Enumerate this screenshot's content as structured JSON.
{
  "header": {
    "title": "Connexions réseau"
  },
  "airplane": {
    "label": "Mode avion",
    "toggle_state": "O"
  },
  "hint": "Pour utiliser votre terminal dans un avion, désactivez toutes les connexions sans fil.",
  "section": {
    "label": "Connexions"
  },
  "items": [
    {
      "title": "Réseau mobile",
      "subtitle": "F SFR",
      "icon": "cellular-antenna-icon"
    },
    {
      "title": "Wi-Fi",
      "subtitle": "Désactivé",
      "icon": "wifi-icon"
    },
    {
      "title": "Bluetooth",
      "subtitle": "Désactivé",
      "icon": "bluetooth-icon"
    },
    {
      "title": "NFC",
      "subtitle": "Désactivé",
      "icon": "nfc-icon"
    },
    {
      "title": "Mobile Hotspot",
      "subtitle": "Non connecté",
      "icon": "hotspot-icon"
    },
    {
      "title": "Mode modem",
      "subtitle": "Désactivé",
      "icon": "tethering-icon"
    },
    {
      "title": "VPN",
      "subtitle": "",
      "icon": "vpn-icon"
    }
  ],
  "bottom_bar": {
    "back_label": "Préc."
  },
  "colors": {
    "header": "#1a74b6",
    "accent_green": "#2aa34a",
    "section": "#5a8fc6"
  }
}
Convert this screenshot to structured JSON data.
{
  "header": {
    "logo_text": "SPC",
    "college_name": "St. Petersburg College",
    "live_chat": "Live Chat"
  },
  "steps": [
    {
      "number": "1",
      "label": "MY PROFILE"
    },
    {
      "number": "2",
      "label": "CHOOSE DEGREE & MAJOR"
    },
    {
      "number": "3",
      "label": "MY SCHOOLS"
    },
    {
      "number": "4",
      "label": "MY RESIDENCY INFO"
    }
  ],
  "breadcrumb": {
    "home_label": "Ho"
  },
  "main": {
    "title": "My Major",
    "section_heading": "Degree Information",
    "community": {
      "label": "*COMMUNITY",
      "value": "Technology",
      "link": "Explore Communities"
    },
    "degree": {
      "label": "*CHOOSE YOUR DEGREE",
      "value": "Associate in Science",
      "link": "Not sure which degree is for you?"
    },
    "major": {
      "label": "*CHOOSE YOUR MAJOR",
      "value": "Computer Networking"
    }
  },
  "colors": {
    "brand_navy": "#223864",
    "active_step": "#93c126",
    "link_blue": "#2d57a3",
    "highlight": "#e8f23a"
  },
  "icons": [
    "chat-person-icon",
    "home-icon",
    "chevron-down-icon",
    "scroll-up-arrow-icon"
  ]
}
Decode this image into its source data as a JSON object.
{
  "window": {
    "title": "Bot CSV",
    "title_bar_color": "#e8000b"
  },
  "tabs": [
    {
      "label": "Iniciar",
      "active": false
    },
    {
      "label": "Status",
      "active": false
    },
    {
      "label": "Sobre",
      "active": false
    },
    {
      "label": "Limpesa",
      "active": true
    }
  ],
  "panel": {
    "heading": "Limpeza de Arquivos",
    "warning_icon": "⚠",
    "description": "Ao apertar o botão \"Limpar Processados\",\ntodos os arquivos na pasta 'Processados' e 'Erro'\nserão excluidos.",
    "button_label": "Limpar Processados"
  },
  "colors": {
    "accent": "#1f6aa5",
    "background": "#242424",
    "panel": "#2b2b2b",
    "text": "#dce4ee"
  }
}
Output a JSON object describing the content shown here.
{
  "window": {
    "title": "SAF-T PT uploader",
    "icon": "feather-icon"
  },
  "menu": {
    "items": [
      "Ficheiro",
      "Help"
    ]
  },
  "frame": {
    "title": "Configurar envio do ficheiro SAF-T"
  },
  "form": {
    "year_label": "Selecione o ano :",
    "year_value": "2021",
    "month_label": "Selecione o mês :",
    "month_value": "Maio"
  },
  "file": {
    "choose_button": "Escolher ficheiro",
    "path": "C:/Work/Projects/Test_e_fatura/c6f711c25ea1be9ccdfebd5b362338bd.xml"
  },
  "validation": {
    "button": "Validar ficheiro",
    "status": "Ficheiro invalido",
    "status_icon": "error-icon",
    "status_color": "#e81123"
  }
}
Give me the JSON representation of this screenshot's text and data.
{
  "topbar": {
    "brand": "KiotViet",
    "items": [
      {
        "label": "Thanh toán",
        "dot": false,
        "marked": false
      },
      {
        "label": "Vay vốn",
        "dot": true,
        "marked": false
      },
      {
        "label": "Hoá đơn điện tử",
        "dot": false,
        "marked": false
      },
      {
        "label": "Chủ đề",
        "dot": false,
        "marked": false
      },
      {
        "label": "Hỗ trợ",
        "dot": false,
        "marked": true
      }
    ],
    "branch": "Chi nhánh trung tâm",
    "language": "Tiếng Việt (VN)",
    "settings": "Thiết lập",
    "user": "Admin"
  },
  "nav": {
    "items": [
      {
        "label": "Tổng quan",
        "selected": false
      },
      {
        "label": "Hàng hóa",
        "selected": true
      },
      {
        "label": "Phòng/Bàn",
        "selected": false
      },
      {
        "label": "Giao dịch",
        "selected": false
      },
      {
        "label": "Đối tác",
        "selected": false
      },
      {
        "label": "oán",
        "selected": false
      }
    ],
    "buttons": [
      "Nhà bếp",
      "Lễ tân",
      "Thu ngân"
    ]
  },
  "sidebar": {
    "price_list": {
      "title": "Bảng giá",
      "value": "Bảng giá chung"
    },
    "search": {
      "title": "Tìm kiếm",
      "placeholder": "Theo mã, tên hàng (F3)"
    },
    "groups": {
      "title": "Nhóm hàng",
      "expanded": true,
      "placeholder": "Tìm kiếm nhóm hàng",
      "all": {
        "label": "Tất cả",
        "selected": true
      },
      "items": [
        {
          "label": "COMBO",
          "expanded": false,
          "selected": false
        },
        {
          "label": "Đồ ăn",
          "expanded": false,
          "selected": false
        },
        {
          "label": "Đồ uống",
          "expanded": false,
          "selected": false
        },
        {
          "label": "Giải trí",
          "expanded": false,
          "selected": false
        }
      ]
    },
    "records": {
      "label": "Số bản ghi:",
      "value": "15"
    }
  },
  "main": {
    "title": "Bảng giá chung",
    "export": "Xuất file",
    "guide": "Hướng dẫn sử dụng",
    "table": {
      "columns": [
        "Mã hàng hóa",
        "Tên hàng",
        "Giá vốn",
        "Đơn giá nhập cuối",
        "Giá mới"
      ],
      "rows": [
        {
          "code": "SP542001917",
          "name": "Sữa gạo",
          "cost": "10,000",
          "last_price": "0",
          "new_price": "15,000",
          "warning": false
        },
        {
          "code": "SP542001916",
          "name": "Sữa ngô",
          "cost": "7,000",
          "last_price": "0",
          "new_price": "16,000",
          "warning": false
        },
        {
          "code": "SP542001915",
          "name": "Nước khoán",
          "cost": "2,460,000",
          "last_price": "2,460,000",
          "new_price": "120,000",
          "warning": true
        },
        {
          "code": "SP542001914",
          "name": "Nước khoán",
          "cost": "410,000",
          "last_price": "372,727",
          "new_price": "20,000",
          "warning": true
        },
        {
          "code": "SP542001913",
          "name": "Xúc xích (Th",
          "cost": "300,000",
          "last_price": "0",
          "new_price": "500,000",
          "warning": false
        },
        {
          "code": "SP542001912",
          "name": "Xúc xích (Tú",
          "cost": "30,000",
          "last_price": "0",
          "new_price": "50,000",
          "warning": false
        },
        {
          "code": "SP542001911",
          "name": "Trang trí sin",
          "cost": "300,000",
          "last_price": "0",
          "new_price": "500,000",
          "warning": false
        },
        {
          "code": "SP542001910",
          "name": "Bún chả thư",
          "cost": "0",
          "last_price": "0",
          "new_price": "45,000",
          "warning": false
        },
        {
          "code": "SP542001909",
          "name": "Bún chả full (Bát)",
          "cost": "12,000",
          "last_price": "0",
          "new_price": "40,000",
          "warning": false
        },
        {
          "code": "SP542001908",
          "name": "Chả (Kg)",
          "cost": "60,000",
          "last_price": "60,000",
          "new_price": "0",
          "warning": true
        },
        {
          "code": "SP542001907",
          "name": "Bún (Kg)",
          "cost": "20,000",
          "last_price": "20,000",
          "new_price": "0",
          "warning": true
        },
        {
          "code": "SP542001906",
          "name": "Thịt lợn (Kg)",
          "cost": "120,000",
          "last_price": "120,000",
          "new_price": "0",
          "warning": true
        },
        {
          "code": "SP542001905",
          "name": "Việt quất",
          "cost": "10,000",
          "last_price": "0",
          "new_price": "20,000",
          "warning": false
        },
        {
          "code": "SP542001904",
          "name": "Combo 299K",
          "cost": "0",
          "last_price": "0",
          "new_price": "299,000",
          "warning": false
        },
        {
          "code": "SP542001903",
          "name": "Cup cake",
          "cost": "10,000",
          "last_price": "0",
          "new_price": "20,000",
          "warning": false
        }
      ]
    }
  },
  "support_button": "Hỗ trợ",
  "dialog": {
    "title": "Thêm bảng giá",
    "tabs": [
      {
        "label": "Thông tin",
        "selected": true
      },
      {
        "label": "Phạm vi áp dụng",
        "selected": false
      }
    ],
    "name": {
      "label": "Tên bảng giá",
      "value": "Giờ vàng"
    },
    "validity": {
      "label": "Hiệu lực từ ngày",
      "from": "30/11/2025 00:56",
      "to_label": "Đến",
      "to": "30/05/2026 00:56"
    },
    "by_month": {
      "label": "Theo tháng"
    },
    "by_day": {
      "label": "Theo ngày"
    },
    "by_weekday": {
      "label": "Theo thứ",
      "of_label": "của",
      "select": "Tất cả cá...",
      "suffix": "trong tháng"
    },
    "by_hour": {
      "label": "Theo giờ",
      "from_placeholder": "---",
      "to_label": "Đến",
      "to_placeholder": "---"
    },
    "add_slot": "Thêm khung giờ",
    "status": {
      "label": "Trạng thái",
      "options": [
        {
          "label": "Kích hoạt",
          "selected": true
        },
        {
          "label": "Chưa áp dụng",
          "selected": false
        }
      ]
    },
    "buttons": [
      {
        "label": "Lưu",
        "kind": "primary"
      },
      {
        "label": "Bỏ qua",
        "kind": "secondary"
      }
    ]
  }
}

Exercise description - Whichever lines contain the string "content", select and copy them.

Task answer -
Enumerate this screenshot's content as structured JSON.
Output a JSON object describing the content shown here.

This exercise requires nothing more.